Written exercise:
Pull out every line of the listing below where "불투명도" appears.

begin Given data

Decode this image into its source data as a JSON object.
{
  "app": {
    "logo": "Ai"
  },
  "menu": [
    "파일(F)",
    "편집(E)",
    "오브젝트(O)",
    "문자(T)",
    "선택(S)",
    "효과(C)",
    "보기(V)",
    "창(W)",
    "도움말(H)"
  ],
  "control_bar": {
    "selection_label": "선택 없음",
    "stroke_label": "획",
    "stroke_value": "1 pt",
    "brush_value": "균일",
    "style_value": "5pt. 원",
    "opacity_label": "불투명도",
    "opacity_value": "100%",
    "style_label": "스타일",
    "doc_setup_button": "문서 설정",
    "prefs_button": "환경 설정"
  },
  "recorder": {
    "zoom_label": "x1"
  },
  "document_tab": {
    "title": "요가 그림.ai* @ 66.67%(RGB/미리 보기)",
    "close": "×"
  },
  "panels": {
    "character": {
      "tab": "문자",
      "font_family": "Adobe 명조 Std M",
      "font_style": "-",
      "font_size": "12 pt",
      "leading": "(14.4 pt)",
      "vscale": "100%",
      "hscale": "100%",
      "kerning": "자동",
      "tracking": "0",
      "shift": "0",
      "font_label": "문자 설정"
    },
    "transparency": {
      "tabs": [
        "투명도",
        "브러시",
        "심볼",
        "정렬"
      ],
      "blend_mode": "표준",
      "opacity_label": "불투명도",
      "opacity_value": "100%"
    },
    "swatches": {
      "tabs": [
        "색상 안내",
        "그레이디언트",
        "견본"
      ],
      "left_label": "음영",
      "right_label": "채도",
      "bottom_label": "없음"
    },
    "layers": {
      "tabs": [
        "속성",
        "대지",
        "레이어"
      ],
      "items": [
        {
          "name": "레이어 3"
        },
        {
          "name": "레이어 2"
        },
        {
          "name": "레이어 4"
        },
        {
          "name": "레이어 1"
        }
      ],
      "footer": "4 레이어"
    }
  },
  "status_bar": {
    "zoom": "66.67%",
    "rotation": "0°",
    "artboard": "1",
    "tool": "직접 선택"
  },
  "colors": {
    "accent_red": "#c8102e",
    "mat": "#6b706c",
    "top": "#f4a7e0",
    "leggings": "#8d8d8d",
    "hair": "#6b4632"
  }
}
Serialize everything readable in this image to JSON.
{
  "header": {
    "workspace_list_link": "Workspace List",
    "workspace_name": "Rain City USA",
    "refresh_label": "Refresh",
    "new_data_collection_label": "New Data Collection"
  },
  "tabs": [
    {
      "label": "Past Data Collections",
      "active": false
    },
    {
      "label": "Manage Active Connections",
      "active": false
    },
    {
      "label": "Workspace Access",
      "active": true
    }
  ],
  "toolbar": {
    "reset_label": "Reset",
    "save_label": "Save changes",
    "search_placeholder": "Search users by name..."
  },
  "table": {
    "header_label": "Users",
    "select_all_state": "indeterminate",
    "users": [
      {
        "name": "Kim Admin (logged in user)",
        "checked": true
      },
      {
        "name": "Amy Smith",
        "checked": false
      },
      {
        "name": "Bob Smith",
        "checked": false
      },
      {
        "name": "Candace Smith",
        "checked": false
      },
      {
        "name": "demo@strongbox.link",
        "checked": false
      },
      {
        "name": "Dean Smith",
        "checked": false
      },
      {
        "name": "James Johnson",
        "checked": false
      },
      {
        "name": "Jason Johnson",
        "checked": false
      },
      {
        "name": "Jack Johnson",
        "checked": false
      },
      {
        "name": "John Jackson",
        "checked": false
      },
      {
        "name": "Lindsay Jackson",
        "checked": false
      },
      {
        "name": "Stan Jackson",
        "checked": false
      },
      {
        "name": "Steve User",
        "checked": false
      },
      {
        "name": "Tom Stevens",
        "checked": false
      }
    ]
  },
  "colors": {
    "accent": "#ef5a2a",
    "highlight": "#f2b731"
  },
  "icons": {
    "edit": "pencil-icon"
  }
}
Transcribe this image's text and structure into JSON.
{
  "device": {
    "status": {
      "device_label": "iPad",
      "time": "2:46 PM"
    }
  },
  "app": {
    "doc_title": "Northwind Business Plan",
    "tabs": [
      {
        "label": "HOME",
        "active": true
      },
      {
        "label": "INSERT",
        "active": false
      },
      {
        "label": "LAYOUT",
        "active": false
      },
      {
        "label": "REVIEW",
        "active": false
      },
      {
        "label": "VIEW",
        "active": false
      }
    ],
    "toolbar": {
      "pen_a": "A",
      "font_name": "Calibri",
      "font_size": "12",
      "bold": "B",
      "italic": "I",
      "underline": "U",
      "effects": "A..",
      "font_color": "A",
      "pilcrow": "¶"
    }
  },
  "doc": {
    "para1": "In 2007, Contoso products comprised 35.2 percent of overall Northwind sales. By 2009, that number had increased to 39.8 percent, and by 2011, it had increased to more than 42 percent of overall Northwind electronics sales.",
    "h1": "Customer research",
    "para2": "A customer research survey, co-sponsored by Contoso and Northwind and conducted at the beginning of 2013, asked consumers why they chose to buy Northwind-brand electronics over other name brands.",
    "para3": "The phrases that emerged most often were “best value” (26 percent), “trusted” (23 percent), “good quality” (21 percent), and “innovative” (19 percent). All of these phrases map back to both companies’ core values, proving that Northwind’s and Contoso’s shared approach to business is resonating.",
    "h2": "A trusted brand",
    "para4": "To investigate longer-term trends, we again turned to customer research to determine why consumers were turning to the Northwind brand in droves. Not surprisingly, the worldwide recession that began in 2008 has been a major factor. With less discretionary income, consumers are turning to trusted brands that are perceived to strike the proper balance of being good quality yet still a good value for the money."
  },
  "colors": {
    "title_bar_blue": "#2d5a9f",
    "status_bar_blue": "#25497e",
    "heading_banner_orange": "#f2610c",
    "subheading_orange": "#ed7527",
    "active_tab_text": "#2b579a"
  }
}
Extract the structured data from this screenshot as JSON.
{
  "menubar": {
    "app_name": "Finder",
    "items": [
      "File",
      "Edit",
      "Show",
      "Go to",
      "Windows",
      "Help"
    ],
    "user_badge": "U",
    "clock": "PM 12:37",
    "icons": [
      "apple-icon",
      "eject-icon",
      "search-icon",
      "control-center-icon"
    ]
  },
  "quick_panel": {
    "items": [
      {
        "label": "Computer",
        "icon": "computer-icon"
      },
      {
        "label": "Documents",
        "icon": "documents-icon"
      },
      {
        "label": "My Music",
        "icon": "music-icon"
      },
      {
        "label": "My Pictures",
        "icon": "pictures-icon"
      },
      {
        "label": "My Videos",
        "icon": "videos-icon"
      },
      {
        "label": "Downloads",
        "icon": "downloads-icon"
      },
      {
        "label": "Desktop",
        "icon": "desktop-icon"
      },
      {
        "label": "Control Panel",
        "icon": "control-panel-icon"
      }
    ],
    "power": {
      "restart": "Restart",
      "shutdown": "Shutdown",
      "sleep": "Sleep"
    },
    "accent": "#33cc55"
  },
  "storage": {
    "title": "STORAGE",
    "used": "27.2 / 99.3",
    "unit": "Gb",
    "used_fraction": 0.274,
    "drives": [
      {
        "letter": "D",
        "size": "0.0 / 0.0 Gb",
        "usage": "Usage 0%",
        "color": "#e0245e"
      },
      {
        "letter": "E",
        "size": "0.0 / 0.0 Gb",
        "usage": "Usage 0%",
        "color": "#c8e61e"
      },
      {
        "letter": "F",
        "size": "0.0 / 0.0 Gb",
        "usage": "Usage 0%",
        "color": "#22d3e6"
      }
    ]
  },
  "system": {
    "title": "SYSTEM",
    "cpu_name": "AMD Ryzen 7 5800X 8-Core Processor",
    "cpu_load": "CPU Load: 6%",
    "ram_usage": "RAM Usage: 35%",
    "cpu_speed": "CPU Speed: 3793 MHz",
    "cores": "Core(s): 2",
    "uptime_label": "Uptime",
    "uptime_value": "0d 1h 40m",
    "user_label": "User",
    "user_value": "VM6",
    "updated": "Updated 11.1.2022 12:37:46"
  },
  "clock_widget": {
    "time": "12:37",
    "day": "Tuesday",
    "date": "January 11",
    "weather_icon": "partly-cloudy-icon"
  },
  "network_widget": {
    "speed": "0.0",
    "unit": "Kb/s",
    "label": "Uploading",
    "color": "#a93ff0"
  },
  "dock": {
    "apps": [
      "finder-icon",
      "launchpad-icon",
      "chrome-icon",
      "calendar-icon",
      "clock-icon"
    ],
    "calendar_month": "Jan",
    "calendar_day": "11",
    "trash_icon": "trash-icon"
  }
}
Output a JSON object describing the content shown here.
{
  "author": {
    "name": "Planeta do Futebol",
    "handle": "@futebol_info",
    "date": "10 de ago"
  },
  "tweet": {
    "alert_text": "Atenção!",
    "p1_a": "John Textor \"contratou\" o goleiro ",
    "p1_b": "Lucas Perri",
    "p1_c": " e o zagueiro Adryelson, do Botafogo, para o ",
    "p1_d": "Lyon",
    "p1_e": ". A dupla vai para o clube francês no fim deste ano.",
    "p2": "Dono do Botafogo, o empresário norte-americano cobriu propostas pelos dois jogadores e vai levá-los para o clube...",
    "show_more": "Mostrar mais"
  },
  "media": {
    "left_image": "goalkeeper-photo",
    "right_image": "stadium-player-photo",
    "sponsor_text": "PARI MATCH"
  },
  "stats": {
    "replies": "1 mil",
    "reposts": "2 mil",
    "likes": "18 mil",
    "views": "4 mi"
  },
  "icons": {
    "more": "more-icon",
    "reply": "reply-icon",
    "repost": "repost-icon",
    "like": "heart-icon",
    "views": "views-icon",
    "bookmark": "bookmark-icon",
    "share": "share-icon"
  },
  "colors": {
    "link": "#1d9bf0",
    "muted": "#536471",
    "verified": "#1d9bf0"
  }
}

end Given data

Expected output:
    "opacity_label": "불투명도",
      "opacity_label": "불투명도",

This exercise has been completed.